What the task requires: Copy out each line of the data holding "возраста".
+++ Data supplied +++
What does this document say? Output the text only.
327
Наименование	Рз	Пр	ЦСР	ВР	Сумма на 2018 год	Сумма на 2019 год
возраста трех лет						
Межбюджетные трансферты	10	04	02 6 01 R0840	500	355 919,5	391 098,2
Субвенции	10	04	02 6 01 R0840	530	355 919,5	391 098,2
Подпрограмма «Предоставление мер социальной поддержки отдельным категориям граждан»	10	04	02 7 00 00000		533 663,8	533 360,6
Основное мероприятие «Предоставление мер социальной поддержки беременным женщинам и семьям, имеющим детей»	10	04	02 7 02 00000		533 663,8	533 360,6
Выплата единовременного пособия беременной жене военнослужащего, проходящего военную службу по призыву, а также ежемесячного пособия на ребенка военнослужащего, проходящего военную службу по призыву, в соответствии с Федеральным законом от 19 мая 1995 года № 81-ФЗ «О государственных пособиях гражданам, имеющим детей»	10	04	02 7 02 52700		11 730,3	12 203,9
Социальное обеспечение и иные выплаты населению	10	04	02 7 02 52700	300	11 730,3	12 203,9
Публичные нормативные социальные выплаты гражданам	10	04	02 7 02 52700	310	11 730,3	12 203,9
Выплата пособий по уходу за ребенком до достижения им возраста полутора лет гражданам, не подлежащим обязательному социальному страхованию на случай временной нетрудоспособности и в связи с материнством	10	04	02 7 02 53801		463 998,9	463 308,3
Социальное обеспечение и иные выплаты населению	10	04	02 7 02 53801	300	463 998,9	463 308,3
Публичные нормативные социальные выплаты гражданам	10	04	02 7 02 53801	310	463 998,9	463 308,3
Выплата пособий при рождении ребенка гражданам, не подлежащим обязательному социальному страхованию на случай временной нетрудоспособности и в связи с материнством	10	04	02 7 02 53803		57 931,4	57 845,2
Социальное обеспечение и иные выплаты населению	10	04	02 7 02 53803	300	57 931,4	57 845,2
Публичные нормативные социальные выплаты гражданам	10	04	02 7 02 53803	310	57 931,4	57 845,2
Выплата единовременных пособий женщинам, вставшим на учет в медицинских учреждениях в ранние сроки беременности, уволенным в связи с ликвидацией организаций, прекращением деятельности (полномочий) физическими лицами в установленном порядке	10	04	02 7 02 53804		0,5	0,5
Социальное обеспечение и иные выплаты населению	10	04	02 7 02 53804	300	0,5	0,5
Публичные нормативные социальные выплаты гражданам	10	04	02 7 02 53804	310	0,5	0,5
+++
Output for this task:
возраста трех лет						
Выплата пособий по уходу за ребенком до достижения им возраста полутора лет гражданам, не подлежащим обязательному социальному страхованию на случай временной нетрудоспособности и в связи с материнством	10	04	02 7 02 53801		463 998,9	463 308,3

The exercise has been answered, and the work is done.